■ GIVEN TASK: Find the word "Rabin" in the material below and gather every line that contains it.

■ MATERIAL SUPPLIED:
· · · ·
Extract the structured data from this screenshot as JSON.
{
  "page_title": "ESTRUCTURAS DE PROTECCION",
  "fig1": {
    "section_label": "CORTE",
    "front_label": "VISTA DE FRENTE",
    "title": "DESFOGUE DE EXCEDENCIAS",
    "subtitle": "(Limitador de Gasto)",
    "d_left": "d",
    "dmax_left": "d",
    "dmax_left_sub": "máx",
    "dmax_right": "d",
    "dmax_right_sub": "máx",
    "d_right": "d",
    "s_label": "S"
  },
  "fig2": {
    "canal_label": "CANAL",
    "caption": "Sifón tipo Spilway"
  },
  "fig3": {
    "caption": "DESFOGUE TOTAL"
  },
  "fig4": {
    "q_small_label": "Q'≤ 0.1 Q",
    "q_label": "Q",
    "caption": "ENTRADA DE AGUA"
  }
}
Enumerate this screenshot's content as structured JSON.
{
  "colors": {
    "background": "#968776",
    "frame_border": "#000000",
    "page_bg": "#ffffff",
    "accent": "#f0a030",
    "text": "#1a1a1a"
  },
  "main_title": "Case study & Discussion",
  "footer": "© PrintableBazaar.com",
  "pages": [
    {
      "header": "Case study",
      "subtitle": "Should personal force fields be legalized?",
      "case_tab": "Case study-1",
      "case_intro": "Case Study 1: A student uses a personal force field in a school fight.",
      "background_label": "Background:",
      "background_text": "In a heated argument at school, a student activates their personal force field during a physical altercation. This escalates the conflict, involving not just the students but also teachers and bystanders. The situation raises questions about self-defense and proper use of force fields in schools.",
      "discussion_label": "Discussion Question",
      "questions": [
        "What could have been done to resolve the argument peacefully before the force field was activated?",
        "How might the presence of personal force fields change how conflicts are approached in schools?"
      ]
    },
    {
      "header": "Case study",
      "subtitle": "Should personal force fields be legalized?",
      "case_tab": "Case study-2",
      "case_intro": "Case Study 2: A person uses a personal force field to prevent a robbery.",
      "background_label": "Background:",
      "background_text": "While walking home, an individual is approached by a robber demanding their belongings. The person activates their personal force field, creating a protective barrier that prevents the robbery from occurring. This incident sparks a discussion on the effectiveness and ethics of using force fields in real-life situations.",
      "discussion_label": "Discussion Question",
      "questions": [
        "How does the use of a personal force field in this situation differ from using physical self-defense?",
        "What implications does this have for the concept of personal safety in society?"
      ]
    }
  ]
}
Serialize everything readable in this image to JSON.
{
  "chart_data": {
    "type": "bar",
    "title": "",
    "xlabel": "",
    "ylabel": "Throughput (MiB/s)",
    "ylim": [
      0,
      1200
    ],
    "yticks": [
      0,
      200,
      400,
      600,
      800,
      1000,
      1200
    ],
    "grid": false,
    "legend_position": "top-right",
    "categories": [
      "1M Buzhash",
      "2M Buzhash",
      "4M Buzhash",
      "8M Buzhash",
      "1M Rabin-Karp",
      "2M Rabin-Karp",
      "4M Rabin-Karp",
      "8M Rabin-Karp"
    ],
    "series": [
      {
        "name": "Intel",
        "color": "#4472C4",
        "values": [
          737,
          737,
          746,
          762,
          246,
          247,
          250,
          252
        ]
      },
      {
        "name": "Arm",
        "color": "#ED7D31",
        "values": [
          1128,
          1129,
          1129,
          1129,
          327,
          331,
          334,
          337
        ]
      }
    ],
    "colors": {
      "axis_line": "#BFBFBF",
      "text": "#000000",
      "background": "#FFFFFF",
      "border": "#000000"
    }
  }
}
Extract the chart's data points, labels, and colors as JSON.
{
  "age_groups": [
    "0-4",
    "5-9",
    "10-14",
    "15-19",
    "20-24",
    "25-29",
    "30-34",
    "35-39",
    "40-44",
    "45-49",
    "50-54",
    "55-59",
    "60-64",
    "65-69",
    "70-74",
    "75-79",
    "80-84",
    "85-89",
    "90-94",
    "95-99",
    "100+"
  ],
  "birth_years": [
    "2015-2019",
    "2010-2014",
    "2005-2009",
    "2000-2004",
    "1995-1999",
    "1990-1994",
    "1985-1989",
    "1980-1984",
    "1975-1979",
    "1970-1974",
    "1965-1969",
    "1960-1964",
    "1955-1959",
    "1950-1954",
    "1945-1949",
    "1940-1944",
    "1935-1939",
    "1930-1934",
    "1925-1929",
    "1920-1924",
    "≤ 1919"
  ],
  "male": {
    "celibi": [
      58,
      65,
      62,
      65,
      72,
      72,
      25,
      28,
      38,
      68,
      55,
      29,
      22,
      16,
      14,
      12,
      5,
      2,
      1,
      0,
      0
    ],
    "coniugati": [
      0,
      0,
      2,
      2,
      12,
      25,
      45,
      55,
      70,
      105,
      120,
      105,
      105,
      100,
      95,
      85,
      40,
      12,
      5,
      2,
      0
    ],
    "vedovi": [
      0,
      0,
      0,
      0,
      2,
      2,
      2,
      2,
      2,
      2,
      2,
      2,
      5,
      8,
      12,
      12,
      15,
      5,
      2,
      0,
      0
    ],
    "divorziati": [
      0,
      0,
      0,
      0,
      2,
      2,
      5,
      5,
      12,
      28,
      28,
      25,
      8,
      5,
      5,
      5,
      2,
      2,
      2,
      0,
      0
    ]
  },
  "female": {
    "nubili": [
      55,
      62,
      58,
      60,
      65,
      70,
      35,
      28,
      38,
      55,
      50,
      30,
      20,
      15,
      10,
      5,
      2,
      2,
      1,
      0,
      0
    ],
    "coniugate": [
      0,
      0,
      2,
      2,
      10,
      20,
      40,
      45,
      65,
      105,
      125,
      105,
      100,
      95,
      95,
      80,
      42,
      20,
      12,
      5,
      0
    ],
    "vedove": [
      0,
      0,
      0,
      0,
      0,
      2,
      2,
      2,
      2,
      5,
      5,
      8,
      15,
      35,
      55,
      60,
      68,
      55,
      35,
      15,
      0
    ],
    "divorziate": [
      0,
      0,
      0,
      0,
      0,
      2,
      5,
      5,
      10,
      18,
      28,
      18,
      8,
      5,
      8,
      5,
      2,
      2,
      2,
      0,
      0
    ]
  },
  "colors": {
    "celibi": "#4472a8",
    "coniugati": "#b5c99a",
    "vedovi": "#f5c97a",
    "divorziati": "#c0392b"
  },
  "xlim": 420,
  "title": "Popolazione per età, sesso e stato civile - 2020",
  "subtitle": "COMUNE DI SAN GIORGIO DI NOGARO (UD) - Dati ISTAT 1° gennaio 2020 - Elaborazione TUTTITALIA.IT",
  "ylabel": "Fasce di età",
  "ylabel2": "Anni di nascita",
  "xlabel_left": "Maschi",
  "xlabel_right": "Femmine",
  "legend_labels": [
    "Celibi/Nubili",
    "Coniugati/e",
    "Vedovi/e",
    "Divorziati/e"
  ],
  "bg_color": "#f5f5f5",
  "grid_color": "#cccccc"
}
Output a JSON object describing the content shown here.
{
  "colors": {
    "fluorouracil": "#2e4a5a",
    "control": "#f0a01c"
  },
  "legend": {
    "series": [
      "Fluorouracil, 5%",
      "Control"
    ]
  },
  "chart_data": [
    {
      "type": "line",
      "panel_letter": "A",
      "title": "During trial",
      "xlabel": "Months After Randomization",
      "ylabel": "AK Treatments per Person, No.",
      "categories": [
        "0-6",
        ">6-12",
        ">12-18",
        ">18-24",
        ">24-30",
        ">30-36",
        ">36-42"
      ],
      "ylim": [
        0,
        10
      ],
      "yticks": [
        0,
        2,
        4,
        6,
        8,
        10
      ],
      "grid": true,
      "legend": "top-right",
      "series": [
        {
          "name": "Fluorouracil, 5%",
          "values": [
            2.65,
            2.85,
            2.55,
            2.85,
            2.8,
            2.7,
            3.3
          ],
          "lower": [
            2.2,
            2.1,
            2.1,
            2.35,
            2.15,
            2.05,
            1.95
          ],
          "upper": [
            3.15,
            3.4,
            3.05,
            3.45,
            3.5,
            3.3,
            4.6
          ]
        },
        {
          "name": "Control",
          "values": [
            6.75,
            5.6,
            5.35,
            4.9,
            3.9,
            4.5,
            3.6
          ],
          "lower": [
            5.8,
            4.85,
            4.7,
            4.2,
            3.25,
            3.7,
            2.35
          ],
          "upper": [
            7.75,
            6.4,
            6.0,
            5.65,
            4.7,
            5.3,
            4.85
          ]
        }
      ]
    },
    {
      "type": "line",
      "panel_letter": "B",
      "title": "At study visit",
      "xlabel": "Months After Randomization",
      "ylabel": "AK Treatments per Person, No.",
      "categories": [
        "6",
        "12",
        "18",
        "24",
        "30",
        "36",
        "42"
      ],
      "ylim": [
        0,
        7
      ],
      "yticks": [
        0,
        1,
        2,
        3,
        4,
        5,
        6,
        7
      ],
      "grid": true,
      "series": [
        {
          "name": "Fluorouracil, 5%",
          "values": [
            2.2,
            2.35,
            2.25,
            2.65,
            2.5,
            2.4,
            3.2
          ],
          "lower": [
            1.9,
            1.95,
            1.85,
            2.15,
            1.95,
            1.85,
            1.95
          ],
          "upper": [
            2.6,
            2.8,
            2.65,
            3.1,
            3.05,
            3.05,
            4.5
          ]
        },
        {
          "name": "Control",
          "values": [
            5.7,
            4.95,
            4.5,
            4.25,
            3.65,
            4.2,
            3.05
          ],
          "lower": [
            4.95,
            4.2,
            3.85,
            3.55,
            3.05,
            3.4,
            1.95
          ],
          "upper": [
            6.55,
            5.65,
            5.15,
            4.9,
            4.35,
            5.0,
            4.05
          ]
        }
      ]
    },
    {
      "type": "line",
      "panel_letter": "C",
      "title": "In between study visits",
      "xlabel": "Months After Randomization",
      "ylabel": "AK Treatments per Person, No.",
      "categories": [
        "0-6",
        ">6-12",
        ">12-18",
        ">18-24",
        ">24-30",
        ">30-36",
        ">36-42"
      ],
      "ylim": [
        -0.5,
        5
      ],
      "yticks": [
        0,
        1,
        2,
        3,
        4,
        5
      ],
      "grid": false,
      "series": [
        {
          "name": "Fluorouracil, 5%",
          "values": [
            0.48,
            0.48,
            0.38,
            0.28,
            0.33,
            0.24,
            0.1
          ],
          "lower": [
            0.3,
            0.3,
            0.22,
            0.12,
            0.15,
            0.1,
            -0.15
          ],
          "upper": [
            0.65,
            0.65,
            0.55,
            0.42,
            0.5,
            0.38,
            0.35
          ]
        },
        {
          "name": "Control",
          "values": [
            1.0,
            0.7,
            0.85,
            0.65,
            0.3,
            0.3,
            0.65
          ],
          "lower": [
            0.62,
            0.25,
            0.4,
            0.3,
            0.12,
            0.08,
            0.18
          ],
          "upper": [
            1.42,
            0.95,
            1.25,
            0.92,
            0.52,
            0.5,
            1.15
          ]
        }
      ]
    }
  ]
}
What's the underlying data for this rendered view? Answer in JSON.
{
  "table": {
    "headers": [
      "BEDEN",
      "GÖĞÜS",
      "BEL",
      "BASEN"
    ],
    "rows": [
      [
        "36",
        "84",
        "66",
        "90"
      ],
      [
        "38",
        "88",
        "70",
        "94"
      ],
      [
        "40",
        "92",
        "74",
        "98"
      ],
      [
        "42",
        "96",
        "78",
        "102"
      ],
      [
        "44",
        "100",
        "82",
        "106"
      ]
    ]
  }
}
· · · ·
■ SOLUTION FOR THIS PROBLEM:
      "1M Rabin-Karp",
      "2M Rabin-Karp",
      "4M Rabin-Karp",
      "8M Rabin-Karp"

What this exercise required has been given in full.